Recorded data:

════════

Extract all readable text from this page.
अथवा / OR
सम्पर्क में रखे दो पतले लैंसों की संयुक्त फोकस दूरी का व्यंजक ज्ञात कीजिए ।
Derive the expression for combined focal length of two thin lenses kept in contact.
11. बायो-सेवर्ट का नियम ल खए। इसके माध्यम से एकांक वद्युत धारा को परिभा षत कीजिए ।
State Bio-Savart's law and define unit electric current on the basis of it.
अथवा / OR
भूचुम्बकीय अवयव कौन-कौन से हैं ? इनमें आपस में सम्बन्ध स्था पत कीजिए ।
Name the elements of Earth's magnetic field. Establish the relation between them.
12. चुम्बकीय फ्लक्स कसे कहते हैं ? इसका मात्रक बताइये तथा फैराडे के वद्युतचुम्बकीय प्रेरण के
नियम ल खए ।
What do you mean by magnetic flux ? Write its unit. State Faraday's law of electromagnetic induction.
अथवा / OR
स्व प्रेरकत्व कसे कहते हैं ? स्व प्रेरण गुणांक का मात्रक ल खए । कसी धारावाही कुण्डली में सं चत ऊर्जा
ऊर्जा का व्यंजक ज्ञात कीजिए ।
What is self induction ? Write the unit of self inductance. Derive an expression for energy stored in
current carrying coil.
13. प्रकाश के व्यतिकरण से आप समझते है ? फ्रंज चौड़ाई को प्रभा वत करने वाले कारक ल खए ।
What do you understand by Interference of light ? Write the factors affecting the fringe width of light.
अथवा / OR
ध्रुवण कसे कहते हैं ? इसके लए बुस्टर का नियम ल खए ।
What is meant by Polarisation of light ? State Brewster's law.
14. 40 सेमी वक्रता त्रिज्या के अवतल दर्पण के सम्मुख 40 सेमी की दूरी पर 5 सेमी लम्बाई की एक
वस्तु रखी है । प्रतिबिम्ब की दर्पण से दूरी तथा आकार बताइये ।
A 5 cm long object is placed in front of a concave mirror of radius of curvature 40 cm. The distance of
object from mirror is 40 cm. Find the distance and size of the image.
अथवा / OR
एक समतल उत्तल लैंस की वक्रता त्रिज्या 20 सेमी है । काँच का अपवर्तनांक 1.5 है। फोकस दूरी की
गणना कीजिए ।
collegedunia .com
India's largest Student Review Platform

════════

▶ **WRITTEN TASK**: Only a number is wanted here: how many lines in the data above include the string "expression"?

▶ **OUTPUT OF THE EXERCISE**: 2